**RECORDS FOR PROCESSING:**
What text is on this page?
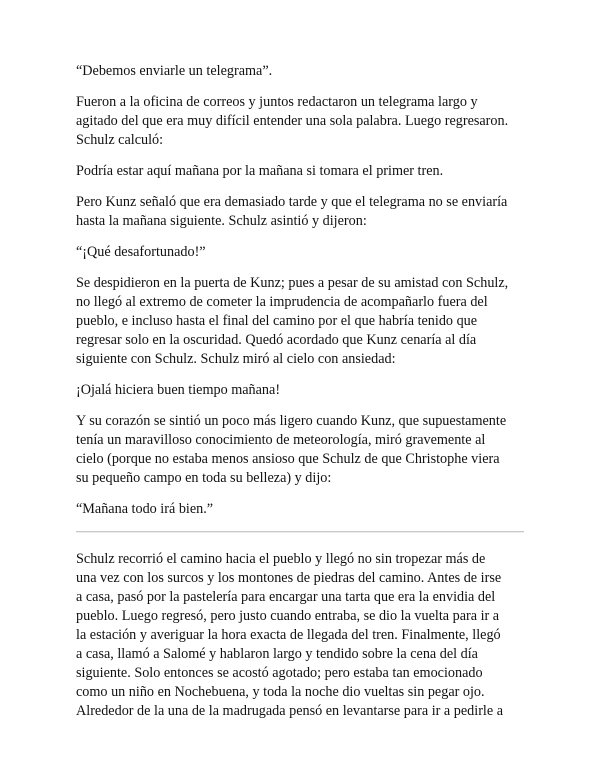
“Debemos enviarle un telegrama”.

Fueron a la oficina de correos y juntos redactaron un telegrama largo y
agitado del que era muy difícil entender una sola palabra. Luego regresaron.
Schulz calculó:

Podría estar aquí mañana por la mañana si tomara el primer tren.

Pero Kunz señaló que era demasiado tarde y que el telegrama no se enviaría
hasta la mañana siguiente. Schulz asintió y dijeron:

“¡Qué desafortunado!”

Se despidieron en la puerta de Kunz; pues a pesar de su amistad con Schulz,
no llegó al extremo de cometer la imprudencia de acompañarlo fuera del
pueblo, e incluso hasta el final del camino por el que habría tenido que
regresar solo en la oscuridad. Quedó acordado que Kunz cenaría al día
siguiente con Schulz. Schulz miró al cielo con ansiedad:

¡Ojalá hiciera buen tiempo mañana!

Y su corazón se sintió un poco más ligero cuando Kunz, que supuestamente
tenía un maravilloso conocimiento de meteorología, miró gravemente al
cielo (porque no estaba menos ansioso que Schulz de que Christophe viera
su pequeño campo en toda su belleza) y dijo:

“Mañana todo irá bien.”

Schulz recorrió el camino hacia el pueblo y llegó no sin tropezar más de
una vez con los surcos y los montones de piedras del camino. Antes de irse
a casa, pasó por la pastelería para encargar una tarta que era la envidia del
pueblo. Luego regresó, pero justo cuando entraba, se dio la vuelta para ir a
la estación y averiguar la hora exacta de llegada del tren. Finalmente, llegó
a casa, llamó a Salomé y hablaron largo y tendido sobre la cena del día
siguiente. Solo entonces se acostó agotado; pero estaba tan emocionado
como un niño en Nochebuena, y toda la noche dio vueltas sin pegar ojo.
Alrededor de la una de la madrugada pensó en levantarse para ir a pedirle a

**GOAL OF THE EXERCISE:** Omit the pictures. Output every record above word for word.

**EXERCISE RESPONSE:**
What text is on this page?
“Debemos enviarle un telegrama”.

Fueron a la oficina de correos y juntos redactaron un telegrama largo y
agitado del que era muy difícil entender una sola palabra. Luego regresaron.
Schulz calculó:

Podría estar aquí mañana por la mañana si tomara el primer tren.

Pero Kunz señaló que era demasiado tarde y que el telegrama no se enviaría
hasta la mañana siguiente. Schulz asintió y dijeron:

“¡Qué desafortunado!”

Se despidieron en la puerta de Kunz; pues a pesar de su amistad con Schulz,
no llegó al extremo de cometer la imprudencia de acompañarlo fuera del
pueblo, e incluso hasta el final del camino por el que habría tenido que
regresar solo en la oscuridad. Quedó acordado que Kunz cenaría al día
siguiente con Schulz. Schulz miró al cielo con ansiedad:

¡Ojalá hiciera buen tiempo mañana!

Y su corazón se sintió un poco más ligero cuando Kunz, que supuestamente
tenía un maravilloso conocimiento de meteorología, miró gravemente al
cielo (porque no estaba menos ansioso que Schulz de que Christophe viera
su pequeño campo en toda su belleza) y dijo:

“Mañana todo irá bien.”

Schulz recorrió el camino hacia el pueblo y llegó no sin tropezar más de
una vez con los surcos y los montones de piedras del camino. Antes de irse
a casa, pasó por la pastelería para encargar una tarta que era la envidia del
pueblo. Luego regresó, pero justo cuando entraba, se dio la vuelta para ir a
la estación y averiguar la hora exacta de llegada del tren. Finalmente, llegó
a casa, llamó a Salomé y hablaron largo y tendido sobre la cena del día
siguiente. Solo entonces se acostó agotado; pero estaba tan emocionado
como un niño en Nochebuena, y toda la noche dio vueltas sin pegar ojo.
Alrededor de la una de la madrugada pensó en levantarse para ir a pedirle a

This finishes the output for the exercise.